* [YOUR GOAL]: Each entry below is to be duplicated verbatim.

* [GIVEN ENTRIES]:
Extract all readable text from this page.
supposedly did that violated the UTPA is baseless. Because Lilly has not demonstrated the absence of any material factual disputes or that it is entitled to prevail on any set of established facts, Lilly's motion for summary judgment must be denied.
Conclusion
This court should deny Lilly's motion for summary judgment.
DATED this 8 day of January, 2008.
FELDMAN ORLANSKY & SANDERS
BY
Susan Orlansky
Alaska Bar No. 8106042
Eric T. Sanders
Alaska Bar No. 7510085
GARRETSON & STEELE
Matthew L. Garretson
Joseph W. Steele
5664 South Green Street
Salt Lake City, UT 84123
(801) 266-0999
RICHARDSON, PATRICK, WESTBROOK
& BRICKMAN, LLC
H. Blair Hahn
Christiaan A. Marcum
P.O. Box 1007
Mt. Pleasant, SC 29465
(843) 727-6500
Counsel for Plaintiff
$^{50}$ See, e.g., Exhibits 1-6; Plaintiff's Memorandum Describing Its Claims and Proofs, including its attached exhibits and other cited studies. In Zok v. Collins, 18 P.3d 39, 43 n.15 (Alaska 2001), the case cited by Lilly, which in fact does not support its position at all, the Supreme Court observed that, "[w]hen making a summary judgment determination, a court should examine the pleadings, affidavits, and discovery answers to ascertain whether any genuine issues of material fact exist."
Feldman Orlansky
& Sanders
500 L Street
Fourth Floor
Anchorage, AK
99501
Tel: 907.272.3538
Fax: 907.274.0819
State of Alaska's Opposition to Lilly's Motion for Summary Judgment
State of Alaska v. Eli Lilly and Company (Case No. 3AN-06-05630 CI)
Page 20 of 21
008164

* [RESULT FOR THIS TASK]:
Extract all readable text from this page.
supposedly did that violated the UTPA is baseless. Because Lilly has not demonstrated the absence of any material factual disputes or that it is entitled to prevail on any set of established facts, Lilly's motion for summary judgment must be denied.
Conclusion
This court should deny Lilly's motion for summary judgment.
DATED this 8 day of January, 2008.
FELDMAN ORLANSKY & SANDERS
BY
Susan Orlansky
Alaska Bar No. 8106042
Eric T. Sanders
Alaska Bar No. 7510085
GARRETSON & STEELE
Matthew L. Garretson
Joseph W. Steele
5664 South Green Street
Salt Lake City, UT 84123
(801) 266-0999
RICHARDSON, PATRICK, WESTBROOK
& BRICKMAN, LLC
H. Blair Hahn
Christiaan A. Marcum
P.O. Box 1007
Mt. Pleasant, SC 29465
(843) 727-6500
Counsel for Plaintiff
$^{50}$ See, e.g., Exhibits 1-6; Plaintiff's Memorandum Describing Its Claims and Proofs, including its attached exhibits and other cited studies. In Zok v. Collins, 18 P.3d 39, 43 n.15 (Alaska 2001), the case cited by Lilly, which in fact does not support its position at all, the Supreme Court observed that, "[w]hen making a summary judgment determination, a court should examine the pleadings, affidavits, and discovery answers to ascertain whether any genuine issues of material fact exist."
Feldman Orlansky
& Sanders
500 L Street
Fourth Floor
Anchorage, AK
99501
Tel: 907.272.3538
Fax: 907.274.0819
State of Alaska's Opposition to Lilly's Motion for Summary Judgment
State of Alaska v. Eli Lilly and Company (Case No. 3AN-06-05630 CI)
Page 20 of 21
008164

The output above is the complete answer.